### Défi A
Recopiez à l'identique le passage du texte sur le voyage sans avion qui commence à « Une troisième solution, plus » et se termine à « une posture différente. ».
### Défi B
Poursuivez le texte sur le voyage sans avion à partir de sa dernière phrase.

### Extrait fourni
____

Une troisième solution, plus radicale, consiste justement à réduire le droit à prendre l’avion. Jean-Marc Jancovici a proposé de ne pouvoir réaliser que 4 voyages aériens dans sa vie. Les plus engagés ont même décidé de ne plus prendre l’avion. C’est le célèbre flygskam en suédois, ce qui se traduit par « honte de voler ». La piste explorée dans cet article s’inscrit dans ces logiques mais avec une posture différente.
Des voyages presque sans avion mais plus intenses, plus expérientiels ?
Cette piste c’est celle des voyages longs, de ces périples dans lesquels décarbonation rime avec la construction de l’un des souvenirs les plus intenses d’une vie. J’adore cette solution car, comme je l’explore dans la chaine YouTube Transitions Actions que je viens de lancer, elle nous suggère d’inventer une transition qui ne soit pas une punition mais une récompense. Une récompense car un tel voyage n’a plus grand-chose à voir avec notre tourisme d’aujourd’hui, il devient une véritable expérience de découverte à la fois de soi, des autres et du monde.

____

### Extrait de données
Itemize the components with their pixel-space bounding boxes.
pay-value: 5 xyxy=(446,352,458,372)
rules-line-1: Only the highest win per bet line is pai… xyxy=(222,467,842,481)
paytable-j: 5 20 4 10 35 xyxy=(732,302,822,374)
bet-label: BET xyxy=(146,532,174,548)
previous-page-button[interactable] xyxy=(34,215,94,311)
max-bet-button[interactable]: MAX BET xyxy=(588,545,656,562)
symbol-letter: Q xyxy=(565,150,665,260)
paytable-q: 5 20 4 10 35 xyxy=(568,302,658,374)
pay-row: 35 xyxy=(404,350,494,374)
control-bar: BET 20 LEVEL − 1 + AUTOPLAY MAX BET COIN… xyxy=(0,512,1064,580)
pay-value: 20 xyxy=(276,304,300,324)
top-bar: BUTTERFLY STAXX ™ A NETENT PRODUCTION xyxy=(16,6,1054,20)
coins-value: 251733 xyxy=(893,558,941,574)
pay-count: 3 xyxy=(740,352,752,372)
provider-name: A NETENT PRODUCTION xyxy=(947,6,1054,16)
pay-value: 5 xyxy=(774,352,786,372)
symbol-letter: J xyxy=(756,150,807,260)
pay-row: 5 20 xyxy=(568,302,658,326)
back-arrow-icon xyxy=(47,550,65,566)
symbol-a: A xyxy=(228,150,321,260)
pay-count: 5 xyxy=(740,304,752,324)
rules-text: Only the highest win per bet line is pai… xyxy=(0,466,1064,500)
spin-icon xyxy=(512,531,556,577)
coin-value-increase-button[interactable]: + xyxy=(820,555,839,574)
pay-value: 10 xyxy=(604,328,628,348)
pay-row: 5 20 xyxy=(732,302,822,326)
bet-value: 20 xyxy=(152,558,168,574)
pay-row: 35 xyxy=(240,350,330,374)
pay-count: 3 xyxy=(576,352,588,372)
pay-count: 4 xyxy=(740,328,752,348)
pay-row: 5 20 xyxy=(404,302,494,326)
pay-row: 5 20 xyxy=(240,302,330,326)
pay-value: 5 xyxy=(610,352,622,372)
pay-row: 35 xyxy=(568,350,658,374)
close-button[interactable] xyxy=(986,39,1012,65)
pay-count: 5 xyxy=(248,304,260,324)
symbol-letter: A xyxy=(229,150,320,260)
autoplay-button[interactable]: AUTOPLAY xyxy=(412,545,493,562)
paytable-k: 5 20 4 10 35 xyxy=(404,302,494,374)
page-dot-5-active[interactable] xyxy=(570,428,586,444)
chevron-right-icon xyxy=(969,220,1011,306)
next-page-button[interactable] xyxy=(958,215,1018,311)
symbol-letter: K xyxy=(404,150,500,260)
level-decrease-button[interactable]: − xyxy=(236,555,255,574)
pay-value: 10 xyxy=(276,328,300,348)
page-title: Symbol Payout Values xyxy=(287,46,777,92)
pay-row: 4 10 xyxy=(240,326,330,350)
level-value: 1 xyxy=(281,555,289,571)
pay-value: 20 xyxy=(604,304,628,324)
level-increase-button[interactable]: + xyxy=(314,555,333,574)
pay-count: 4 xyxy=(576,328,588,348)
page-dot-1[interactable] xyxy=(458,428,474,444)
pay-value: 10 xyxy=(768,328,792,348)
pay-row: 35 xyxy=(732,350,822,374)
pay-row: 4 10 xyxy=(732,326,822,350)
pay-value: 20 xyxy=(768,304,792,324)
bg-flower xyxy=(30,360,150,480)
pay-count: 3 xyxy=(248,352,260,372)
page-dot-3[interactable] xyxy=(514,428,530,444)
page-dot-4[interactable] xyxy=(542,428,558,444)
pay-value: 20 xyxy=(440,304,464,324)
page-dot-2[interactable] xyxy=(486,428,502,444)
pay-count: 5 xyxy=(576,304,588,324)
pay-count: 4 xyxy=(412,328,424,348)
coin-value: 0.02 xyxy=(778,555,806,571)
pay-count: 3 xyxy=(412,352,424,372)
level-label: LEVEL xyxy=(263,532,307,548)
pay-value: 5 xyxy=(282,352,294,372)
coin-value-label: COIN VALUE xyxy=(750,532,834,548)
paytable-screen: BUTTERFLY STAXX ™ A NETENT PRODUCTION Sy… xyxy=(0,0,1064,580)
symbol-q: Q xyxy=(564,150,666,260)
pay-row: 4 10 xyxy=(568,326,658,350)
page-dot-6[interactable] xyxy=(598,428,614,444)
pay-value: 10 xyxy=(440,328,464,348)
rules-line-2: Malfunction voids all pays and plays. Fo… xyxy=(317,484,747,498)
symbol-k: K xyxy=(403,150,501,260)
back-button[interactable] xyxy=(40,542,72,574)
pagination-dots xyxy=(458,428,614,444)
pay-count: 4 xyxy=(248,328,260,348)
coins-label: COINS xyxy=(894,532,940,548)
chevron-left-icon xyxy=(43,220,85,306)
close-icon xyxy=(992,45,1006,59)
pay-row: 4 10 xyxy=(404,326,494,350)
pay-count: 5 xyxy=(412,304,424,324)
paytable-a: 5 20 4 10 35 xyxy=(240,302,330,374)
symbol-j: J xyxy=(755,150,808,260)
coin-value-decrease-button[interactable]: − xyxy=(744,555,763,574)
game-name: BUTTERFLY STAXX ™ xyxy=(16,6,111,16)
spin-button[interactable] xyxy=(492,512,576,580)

____

### Corrigé A
Une troisième solution, plus radicale, consiste justement à réduire le droit à prendre l’avion. Jean-Marc Jancovici a proposé de ne pouvoir réaliser que 4 voyages aériens dans sa vie. Les plus engagés ont même décidé de ne plus prendre l’avion. C’est le célèbre flygskam en suédois, ce qui se traduit par « honte de voler ». La piste explorée dans cet article s’inscrit dans ces logiques mais avec une posture différente.

### Corrigé B
Cette piste nous invite pour cela à revenir aux origines du tourisme : elle réinvente ces Grands Tours qui étaient une pratique courante voici quelques siècles, notamment pour des jeunes hommes de l’élite britannique. Paris, Rome, Florence, Venise, la Grèce, il s’agissait de voyages éducatifs destinés à parfaire leur formation avant qu’ils n’assument leurs responsabilités d’adultes dans la société. Le voyage durait plusieurs mois, voire plusieurs années.
Ne faut-il pas en revenir aux origines du tourisme ? N’est-ce pas en effet une piste pour concilier découverte du monde, bonheur de vivre et transitions écologiques ? C’est la solution explorée par Caroline Taxil et Sébastien Baron. En ce mois de février 2025, ils sont en train de revenir de Nouvelle-Zélande vers la France presque sans avion. Nous l’avons interviewée alors qu’elle s’apprêtait à franchir la frontière du Viêt-Nam pour rentrer dans le Yunnan, en Chine, avant de prendre le transsibérien en Russie, vers le lac Baïkal, puis de passer en Mongolie, en Inde et au Népal. Voyager moins souvent, tous les 10 ans par exemple, mais plus longtemps et presque sans avion, n’est-ce pas une solution à envisager aussi pour vous ? Faites-vous donc votre idée en écoutant Caroline.
Peut-on tous concilier tourisme et réduction progressive de nos émissions ?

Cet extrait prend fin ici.